* Begin Provided data *

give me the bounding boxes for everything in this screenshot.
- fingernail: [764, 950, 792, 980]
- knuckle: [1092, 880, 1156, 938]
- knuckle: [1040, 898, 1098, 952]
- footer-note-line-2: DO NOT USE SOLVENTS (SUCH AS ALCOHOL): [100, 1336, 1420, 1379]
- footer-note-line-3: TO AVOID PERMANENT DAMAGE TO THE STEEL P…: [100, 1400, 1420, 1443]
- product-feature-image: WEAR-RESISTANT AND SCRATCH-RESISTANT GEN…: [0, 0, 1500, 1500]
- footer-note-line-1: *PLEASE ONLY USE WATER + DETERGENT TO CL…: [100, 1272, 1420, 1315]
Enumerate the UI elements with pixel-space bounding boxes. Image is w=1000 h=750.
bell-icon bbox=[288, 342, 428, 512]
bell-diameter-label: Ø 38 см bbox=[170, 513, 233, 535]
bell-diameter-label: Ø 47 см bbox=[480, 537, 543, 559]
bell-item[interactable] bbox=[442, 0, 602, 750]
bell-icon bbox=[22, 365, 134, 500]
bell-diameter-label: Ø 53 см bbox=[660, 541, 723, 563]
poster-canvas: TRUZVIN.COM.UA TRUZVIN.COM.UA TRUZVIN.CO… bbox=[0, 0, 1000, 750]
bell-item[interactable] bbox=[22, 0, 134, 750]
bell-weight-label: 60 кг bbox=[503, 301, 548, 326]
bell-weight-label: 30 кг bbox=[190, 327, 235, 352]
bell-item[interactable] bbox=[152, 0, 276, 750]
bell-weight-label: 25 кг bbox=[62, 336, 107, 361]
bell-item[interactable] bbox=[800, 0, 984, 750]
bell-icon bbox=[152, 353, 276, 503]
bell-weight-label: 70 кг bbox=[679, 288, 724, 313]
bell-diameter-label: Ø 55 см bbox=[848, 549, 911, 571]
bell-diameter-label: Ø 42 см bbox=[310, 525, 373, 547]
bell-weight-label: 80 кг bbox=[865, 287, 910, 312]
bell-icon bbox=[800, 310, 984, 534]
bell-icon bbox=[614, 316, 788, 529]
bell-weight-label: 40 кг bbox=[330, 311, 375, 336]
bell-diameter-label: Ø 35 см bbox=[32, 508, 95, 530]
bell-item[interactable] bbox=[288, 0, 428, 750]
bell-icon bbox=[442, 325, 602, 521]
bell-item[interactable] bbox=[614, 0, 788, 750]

* End Provided data *

# Task statement
Copy the lines of the listing above exactly, from its first line through the line that contains "- footer-note-line-2: DO", including both of those lines.

# The result
give me the bounding boxes for everything in this screenshot.
- fingernail: [764, 950, 792, 980]
- knuckle: [1092, 880, 1156, 938]
- knuckle: [1040, 898, 1098, 952]
- footer-note-line-2: DO NOT USE SOLVENTS (SUCH AS ALCOHOL): [100, 1336, 1420, 1379]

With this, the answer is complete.